■ **The tasks**
• a. From the window function output in the SQL passage on GROUP BY and window functions, name every employee in the Engineering department.
• b. Answer these questions about the SQL passage on GROUP BY and window functions:
(i) What department total does the GROUP BY query return for Marketing?
(ii) What percentage of the Sales department total does Iris account for?
(iii) According to the final sentence, what two things does the window function query do without?

■ **Selected passage**

::::::::

SQL — GROUP BY loses individual rows

-- This gives you one row per department
-- You can't see individual employees anymore
SELECT department, SUM(amount) AS dept_total
FROM   sales
GROUP BY department;

Outputdepartment | dept_total -------------|---------- Engineering | 4520.00 Marketing | 2270.00 Sales | 2380.00

SQL — window function keeps all rows

-- Window function: each row gets the department total alongside it
SELECT
    employee,
    department,
    amount,
    SUM(amount) OVER (PARTITION BY department) AS dept_total,
    ROUND(amount / SUM(amount) OVER (PARTITION BY department) * 100, 1) AS pct_of_dept
FROM sales
ORDER BY department, amount DESC;

Outputemployee | department | amount | dept_total | pct_of_dept ---------|-------------|---------|------------|------------ Frank | Engineering | 1500.00 | 4520.00 | 33.2 Alice | Engineering | 1200.00 | 4520.00 | 26.5 Jack | Engineering | 970.00 | 4520.00 | 21.5 Bob | Engineering | 850.00 | 4520.00 | 18.8 Dave | Marketing | 950.00 | 2270.00 | 41.9 Eve | Marketing | 720.00 | 2270.00 | 31.7 Carol | Marketing | 600.00 | 2270.00 | 26.4 Iris | Sales | 1100.00 | 2380.00 | 46.2 Henry | Sales | 880.00 | 2380.00 | 37.0 Grace | Sales | 400.00 | 2380.00 | 16.8

Every row is present, each showing its individual sale, the department total, and the individual employee's percentage contribution to that department — computed in a single query without any joins or subqueries.

::::::::

(Records showing where elements appear)
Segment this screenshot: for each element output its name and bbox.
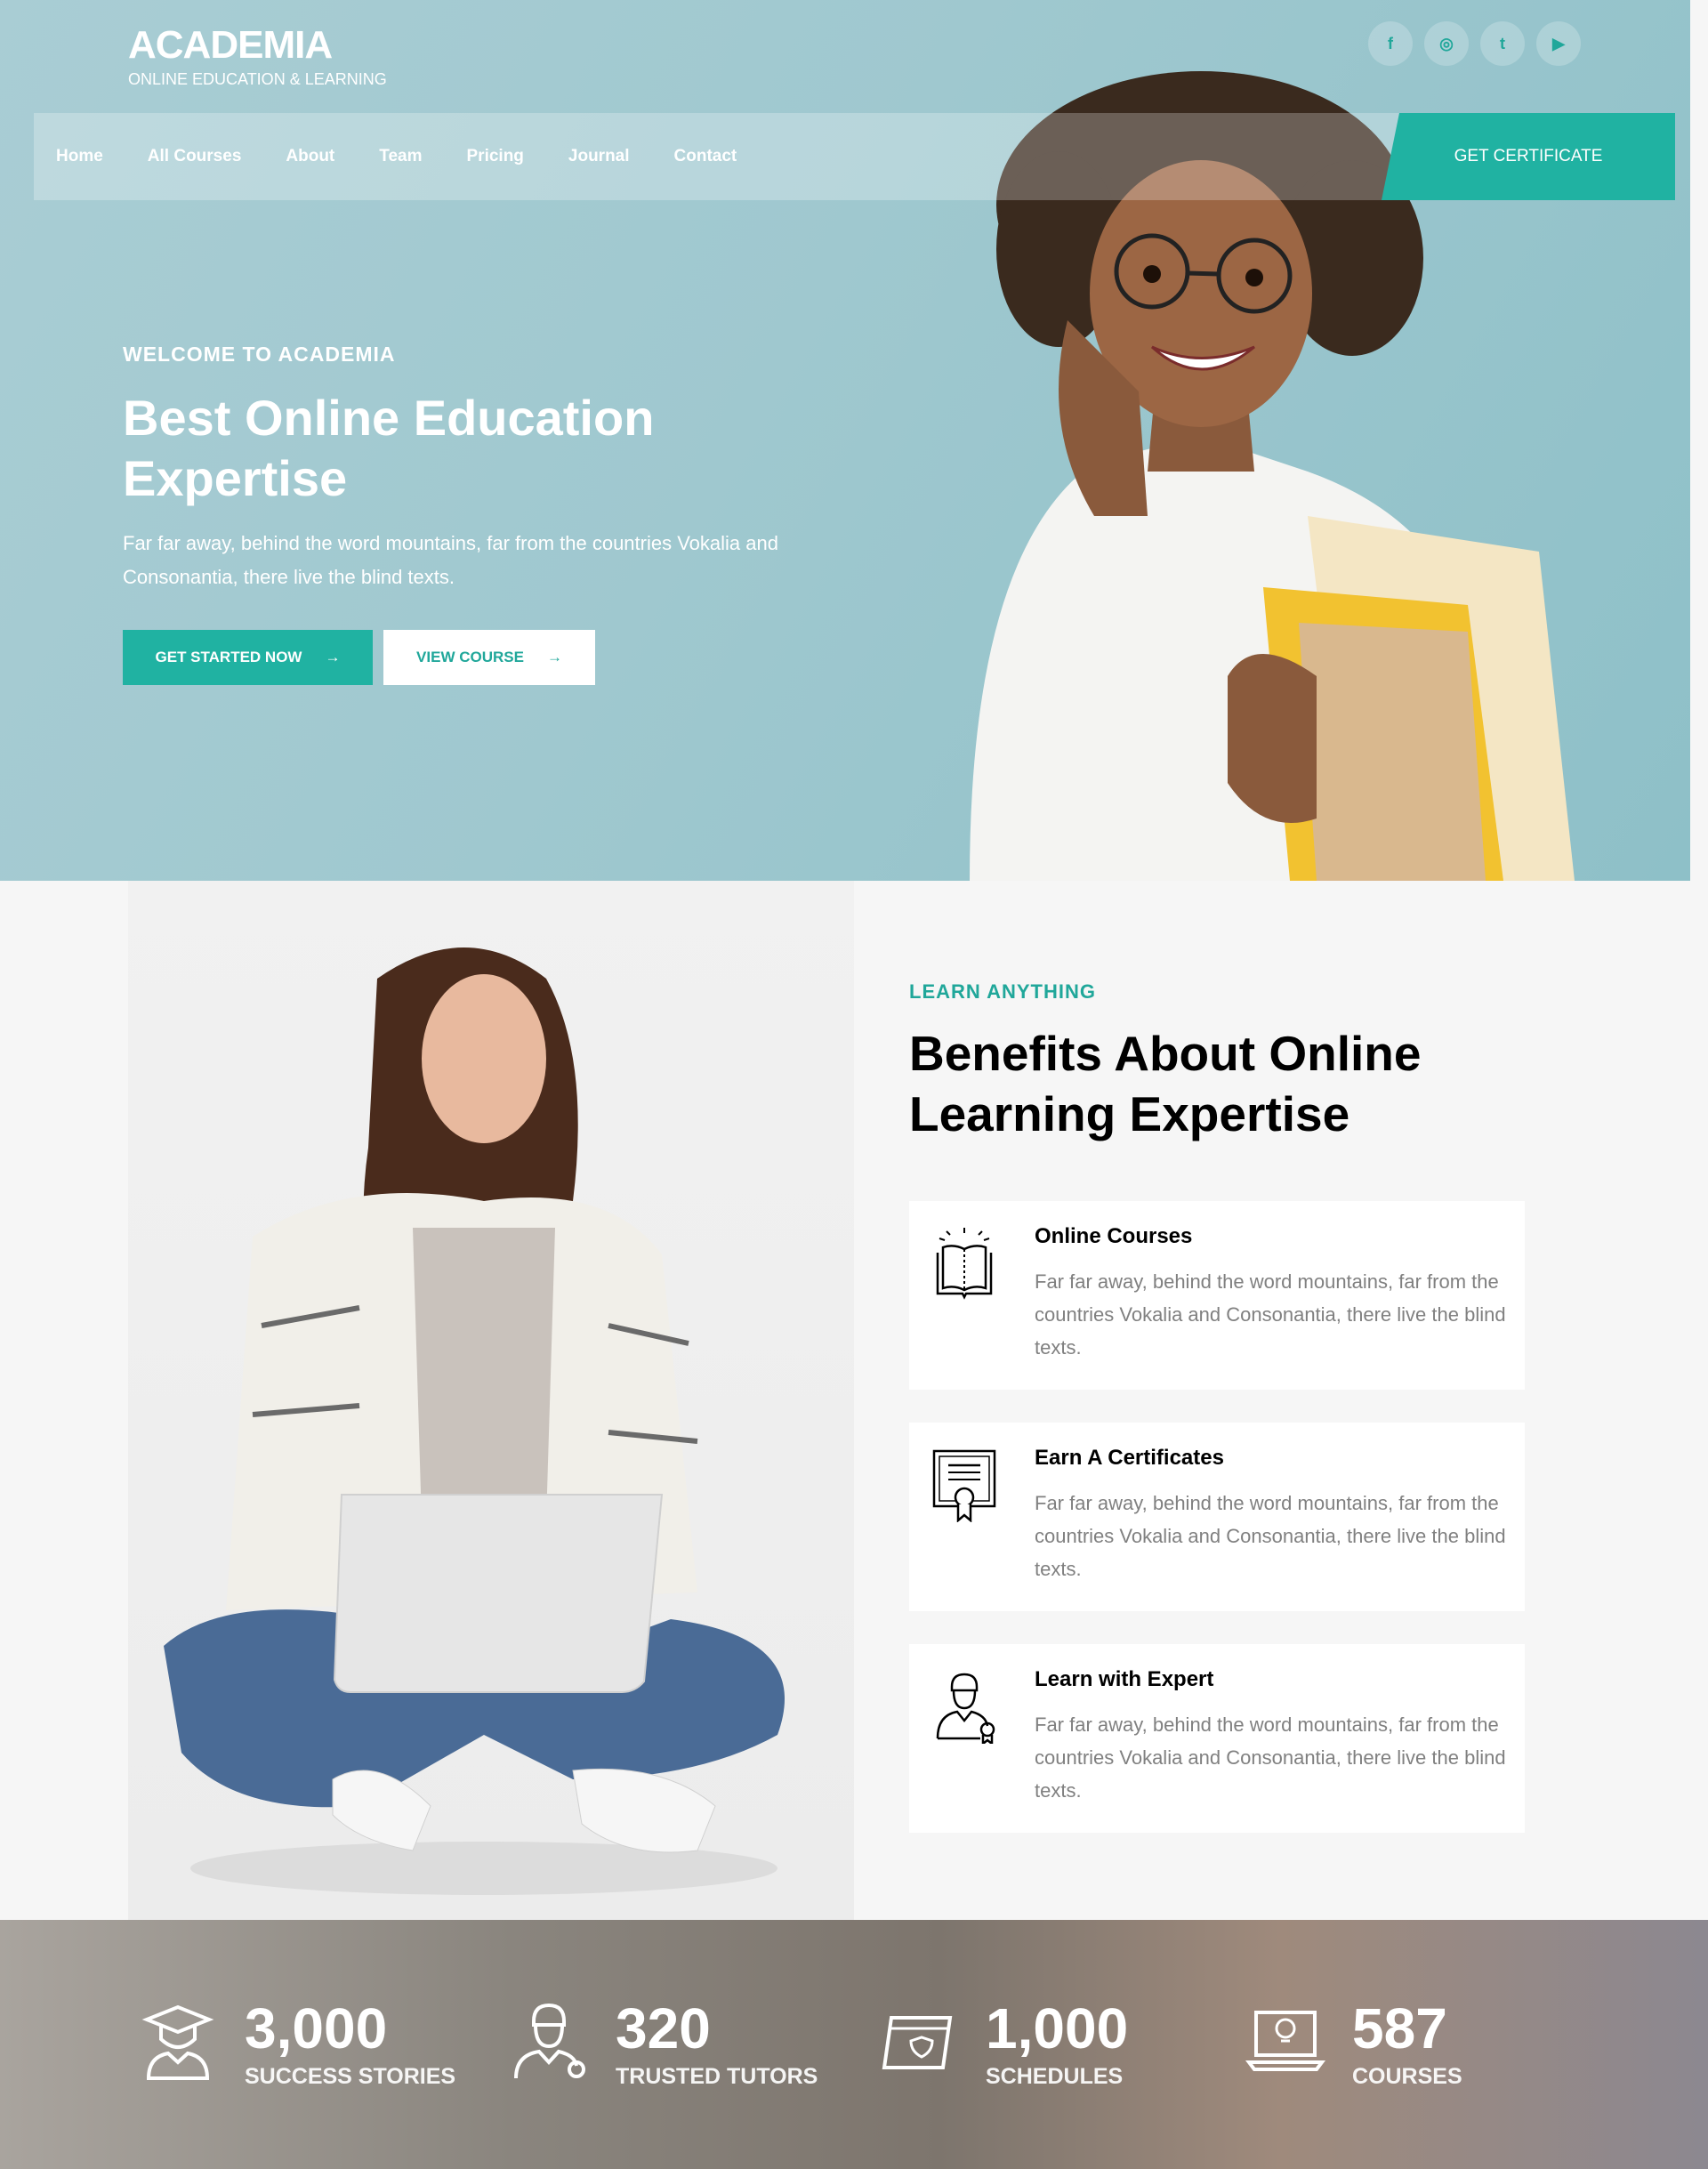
card-title: Earn A Certificates: [1035, 1446, 1224, 1470]
certificate-icon: [932, 1449, 996, 1522]
graduate-icon: [141, 2004, 214, 2080]
instagram-icon[interactable]: ◎: [1424, 21, 1469, 66]
calendar-icon: [882, 2016, 953, 2069]
nav-home[interactable]: Home: [56, 147, 103, 166]
brand-tagline: ONLINE EDUCATION & LEARNING: [128, 70, 387, 88]
hero-content: WELCOME TO ACADEMIA Best Online Educatio…: [123, 343, 817, 685]
get-certificate-button[interactable]: GET CERTIFICATE: [1382, 113, 1675, 200]
hero-kicker: WELCOME TO ACADEMIA: [123, 343, 396, 366]
laptop-idea-icon: [1245, 2011, 1325, 2071]
open-book-icon: [936, 1228, 993, 1300]
arrow-right-icon: →: [546, 649, 562, 665]
twitter-icon[interactable]: t: [1480, 21, 1525, 66]
benefit-card-expert[interactable]: Learn with Expert Far far away, behind t…: [909, 1644, 1525, 1833]
benefits-section: LEARN ANYTHING Benefits About Online Lea…: [0, 881, 1708, 1920]
stat-trusted-tutors: 320 TRUSTED TUTORS: [509, 2000, 818, 2090]
card-description: Far far away, behind the word mountains,…: [1035, 1492, 1506, 1580]
nav-about[interactable]: About: [286, 147, 334, 166]
stat-value: 1,000: [986, 1996, 1129, 2060]
stat-value: 587: [1352, 1996, 1447, 2060]
stat-value: 3,000: [245, 1996, 388, 2060]
stat-label: SUCCESS STORIES: [245, 2064, 456, 2089]
hero-buttons: GET STARTED NOW → VIEW COURSE →: [123, 630, 817, 685]
card-title: Learn with Expert: [1035, 1667, 1214, 1691]
stat-schedules: 1,000 SCHEDULES: [879, 2000, 1128, 2090]
stat-label: COURSES: [1352, 2064, 1462, 2089]
stats-section: 3,000 SUCCESS STORIES 320 TRUSTED TUTORS…: [0, 1920, 1708, 2169]
youtube-icon[interactable]: ▶: [1536, 21, 1581, 66]
brand-name[interactable]: ACADEMIA: [128, 21, 387, 69]
hero-section: ACADEMIA ONLINE EDUCATION & LEARNING f ◎…: [0, 0, 1690, 881]
benefit-card-certificates[interactable]: Earn A Certificates Far far away, behind…: [909, 1423, 1525, 1611]
brand[interactable]: ACADEMIA ONLINE EDUCATION & LEARNING: [128, 21, 387, 89]
benefits-kicker: LEARN ANYTHING: [909, 980, 1096, 1003]
nav-journal[interactable]: Journal: [568, 147, 630, 166]
expert-icon: [936, 1673, 995, 1744]
hero-description: Far far away, behind the word mountains,…: [123, 532, 778, 588]
nav-team[interactable]: Team: [379, 147, 422, 166]
card-description: Far far away, behind the word mountains,…: [1035, 1713, 1506, 1802]
view-course-label: VIEW COURSE: [416, 649, 524, 665]
tutor-icon: [514, 2003, 585, 2079]
stat-label: TRUSTED TUTORS: [616, 2064, 818, 2089]
get-started-button[interactable]: GET STARTED NOW →: [123, 630, 373, 685]
main-navbar: Home All Courses About Team Pricing Jour…: [34, 113, 1675, 200]
arrow-right-icon: →: [325, 649, 341, 665]
nav-contact[interactable]: Contact: [674, 147, 737, 166]
view-course-button[interactable]: VIEW COURSE →: [383, 630, 595, 685]
benefits-title: Benefits About Online Learning Expertise: [909, 1026, 1422, 1141]
stat-value: 320: [616, 1996, 711, 2060]
get-started-label: GET STARTED NOW: [155, 649, 302, 665]
social-links: f ◎ t ▶: [1368, 21, 1581, 66]
stat-courses: 587 COURSES: [1245, 2000, 1462, 2090]
card-title: Online Courses: [1035, 1224, 1193, 1248]
stat-label: SCHEDULES: [986, 2064, 1124, 2089]
student-laptop-image: [128, 881, 854, 1920]
benefit-card-online-courses[interactable]: Online Courses Far far away, behind the …: [909, 1201, 1525, 1390]
stat-success-stories: 3,000 SUCCESS STORIES: [138, 2000, 455, 2090]
nav-pricing[interactable]: Pricing: [467, 147, 524, 166]
card-description: Far far away, behind the word mountains,…: [1035, 1270, 1506, 1359]
nav-links: Home All Courses About Team Pricing Jour…: [34, 147, 781, 166]
hero-title: Best Online Education Expertise: [123, 390, 655, 506]
facebook-icon[interactable]: f: [1368, 21, 1413, 66]
nav-all-courses[interactable]: All Courses: [148, 147, 242, 166]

::::::::

■ **Task-by-task answers**
• a. Frank, Alice, Jack, Bob

• b.
(i) 2270.00
(ii) 46.2
(iii) Joins and subqueries